● **Goal of the exercise**
Pictures aside, write every record out again word for word.

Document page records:
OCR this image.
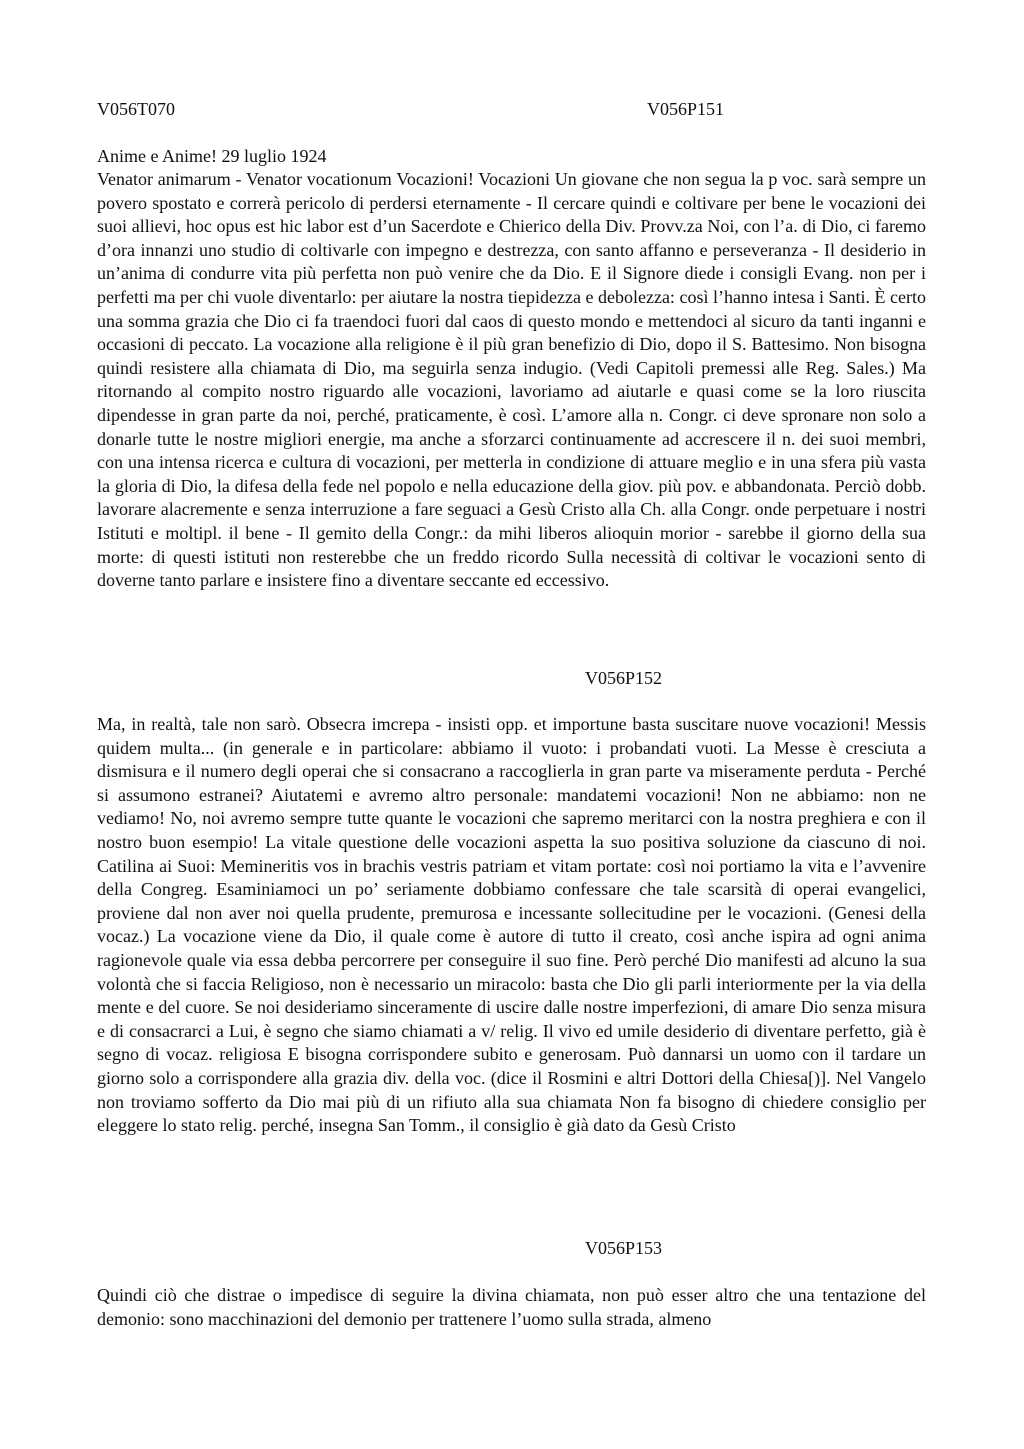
V056T070	V056P151
Anime e Anime! 29 luglio 1924

Venator animarum - Venator vocationum Vocazioni! Vocazioni Un giovane che non segua la p voc. sarà sempre un povero spostato e correrà pericolo di perdersi eternamente - Il cercare quindi e coltivare per bene le vocazioni dei suoi allievi, hoc opus est hic labor est d’un Sacerdote e Chierico della Div. Provv.za Noi, con l’a. di Dio, ci faremo d’ora innanzi uno studio di coltivarle con impegno e destrezza, con santo affanno e perseveranza - Il desiderio in un’anima di condurre vita più perfetta non può venire che da Dio. E il Signore diede i consigli Evang. non per i perfetti ma per chi vuole diventarlo: per aiutare la nostra tiepidezza e debolezza: così l’hanno intesa i Santi. È certo una somma grazia che Dio ci fa traendoci fuori dal caos di questo mondo e mettendoci al sicuro da tanti inganni e occasioni di peccato. La vocazione alla religione è il più gran benefizio di Dio, dopo il S. Battesimo. Non bisogna quindi resistere alla chiamata di Dio, ma seguirla senza indugio. (Vedi Capitoli premessi alle Reg. Sales.) Ma ritornando al compito nostro riguardo alle vocazioni, lavoriamo ad aiutarle e quasi come se la loro riuscita dipendesse in gran parte da noi, perché, praticamente, è così. L’amore alla n. Congr. ci deve spronare non solo a donarle tutte le nostre migliori energie, ma anche a sforzarci continuamente ad accrescere il n. dei suoi membri, con una intensa ricerca e cultura di vocazioni, per metterla in condizione di attuare meglio e in una sfera più vasta la gloria di Dio, la difesa della fede nel popolo e nella educazione della giov. più pov. e abbandonata. Perciò dobb. lavorare alacremente e senza interruzione a fare seguaci a Gesù Cristo alla Ch. alla Congr. onde perpetuare i nostri Istituti e moltipl. il bene - Il gemito della Congr.: da mihi liberos alioquin morior - sarebbe il giorno della sua morte: di questi istituti non resterebbe che un freddo ricordo Sulla necessità di coltivar le vocazioni sento di doverne tanto parlare e insistere fino a diventare seccante ed eccessivo.

V056P152

Ma, in realtà, tale non sarò. Obsecra imcrepa - insisti opp. et importune basta suscitare nuove vocazioni! Messis quidem multa... (in generale e in particolare: abbiamo il vuoto: i probandati vuoti. La Messe è cresciuta a dismisura e il numero degli operai che si consacrano a raccoglierla in gran parte va miseramente perduta - Perché si assumono estranei? Aiutatemi e avremo altro personale: mandatemi vocazioni! Non ne abbiamo: non ne vediamo! No, noi avremo sempre tutte quante le vocazioni che sapremo meritarci con la nostra preghiera e con il nostro buon esempio! La vitale questione delle vocazioni aspetta la suo positiva soluzione da ciascuno di noi. Catilina ai Suoi: Memineritis vos in brachis vestris patriam et vitam portate: così noi portiamo la vita e l’avvenire della Congreg. Esaminiamoci un po’ seriamente dobbiamo confessare che tale scarsità di operai evangelici, proviene dal non aver noi quella prudente, premurosa e incessante sollecitudine per le vocazioni. (Genesi della vocaz.) La vocazione viene da Dio, il quale come è autore di tutto il creato, così anche ispira ad ogni anima ragionevole quale via essa debba percorrere per conseguire il suo fine. Però perché Dio manifesti ad alcuno la sua volontà che si faccia Religioso, non è necessario un miracolo: basta che Dio gli parli interiormente per la via della mente e del cuore. Se noi desideriamo sinceramente di uscire dalle nostre imperfezioni, di amare Dio senza misura e di consacrarci a Lui, è segno che siamo chiamati a v/ relig. Il vivo ed umile desiderio di diventare perfetto, già è segno di vocaz. religiosa E bisogna corrispondere subito e generosam. Può dannarsi un uomo con il tardare un giorno solo a corrispondere alla grazia div. della voc. (dice il Rosmini e altri Dottori della Chiesa[)]. Nel Vangelo non troviamo sofferto da Dio mai più di un rifiuto alla sua chiamata Non fa bisogno di chiedere consiglio per eleggere lo stato relig. perché, insegna San Tomm., il consiglio è già dato da Gesù Cristo

V056P153

Quindi ciò che distrae o impedisce di seguire la divina chiamata, non può esser altro che una tentazione del demonio: sono macchinazioni del demonio per trattenere l’uomo sulla strada, almeno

● **Reply to the task**
OCR this image.
V056T070	V056P151
Anime e Anime! 29 luglio 1924

Venator animarum - Venator vocationum Vocazioni! Vocazioni Un giovane che non segua la p voc. sarà sempre un povero spostato e correrà pericolo di perdersi eternamente - Il cercare quindi e coltivare per bene le vocazioni dei suoi allievi, hoc opus est hic labor est d’un Sacerdote e Chierico della Div. Provv.za Noi, con l’a. di Dio, ci faremo d’ora innanzi uno studio di coltivarle con impegno e destrezza, con santo affanno e perseveranza - Il desiderio in un’anima di condurre vita più perfetta non può venire che da Dio. E il Signore diede i consigli Evang. non per i perfetti ma per chi vuole diventarlo: per aiutare la nostra tiepidezza e debolezza: così l’hanno intesa i Santi. È certo una somma grazia che Dio ci fa traendoci fuori dal caos di questo mondo e mettendoci al sicuro da tanti inganni e occasioni di peccato. La vocazione alla religione è il più gran benefizio di Dio, dopo il S. Battesimo. Non bisogna quindi resistere alla chiamata di Dio, ma seguirla senza indugio. (Vedi Capitoli premessi alle Reg. Sales.) Ma ritornando al compito nostro riguardo alle vocazioni, lavoriamo ad aiutarle e quasi come se la loro riuscita dipendesse in gran parte da noi, perché, praticamente, è così. L’amore alla n. Congr. ci deve spronare non solo a donarle tutte le nostre migliori energie, ma anche a sforzarci continuamente ad accrescere il n. dei suoi membri, con una intensa ricerca e cultura di vocazioni, per metterla in condizione di attuare meglio e in una sfera più vasta la gloria di Dio, la difesa della fede nel popolo e nella educazione della giov. più pov. e abbandonata. Perciò dobb. lavorare alacremente e senza interruzione a fare seguaci a Gesù Cristo alla Ch. alla Congr. onde perpetuare i nostri Istituti e moltipl. il bene - Il gemito della Congr.: da mihi liberos alioquin morior - sarebbe il giorno della sua morte: di questi istituti non resterebbe che un freddo ricordo Sulla necessità di coltivar le vocazioni sento di doverne tanto parlare e insistere fino a diventare seccante ed eccessivo.

V056P152

Ma, in realtà, tale non sarò. Obsecra imcrepa - insisti opp. et importune basta suscitare nuove vocazioni! Messis quidem multa... (in generale e in particolare: abbiamo il vuoto: i probandati vuoti. La Messe è cresciuta a dismisura e il numero degli operai che si consacrano a raccoglierla in gran parte va miseramente perduta - Perché si assumono estranei? Aiutatemi e avremo altro personale: mandatemi vocazioni! Non ne abbiamo: non ne vediamo! No, noi avremo sempre tutte quante le vocazioni che sapremo meritarci con la nostra preghiera e con il nostro buon esempio! La vitale questione delle vocazioni aspetta la suo positiva soluzione da ciascuno di noi. Catilina ai Suoi: Memineritis vos in brachis vestris patriam et vitam portate: così noi portiamo la vita e l’avvenire della Congreg. Esaminiamoci un po’ seriamente dobbiamo confessare che tale scarsità di operai evangelici, proviene dal non aver noi quella prudente, premurosa e incessante sollecitudine per le vocazioni. (Genesi della vocaz.) La vocazione viene da Dio, il quale come è autore di tutto il creato, così anche ispira ad ogni anima ragionevole quale via essa debba percorrere per conseguire il suo fine. Però perché Dio manifesti ad alcuno la sua volontà che si faccia Religioso, non è necessario un miracolo: basta che Dio gli parli interiormente per la via della mente e del cuore. Se noi desideriamo sinceramente di uscire dalle nostre imperfezioni, di amare Dio senza misura e di consacrarci a Lui, è segno che siamo chiamati a v/ relig. Il vivo ed umile desiderio di diventare perfetto, già è segno di vocaz. religiosa E bisogna corrispondere subito e generosam. Può dannarsi un uomo con il tardare un giorno solo a corrispondere alla grazia div. della voc. (dice il Rosmini e altri Dottori della Chiesa[)]. Nel Vangelo non troviamo sofferto da Dio mai più di un rifiuto alla sua chiamata Non fa bisogno di chiedere consiglio per eleggere lo stato relig. perché, insegna San Tomm., il consiglio è già dato da Gesù Cristo

V056P153

Quindi ciò che distrae o impedisce di seguire la divina chiamata, non può esser altro che una tentazione del demonio: sono macchinazioni del demonio per trattenere l’uomo sulla strada, almeno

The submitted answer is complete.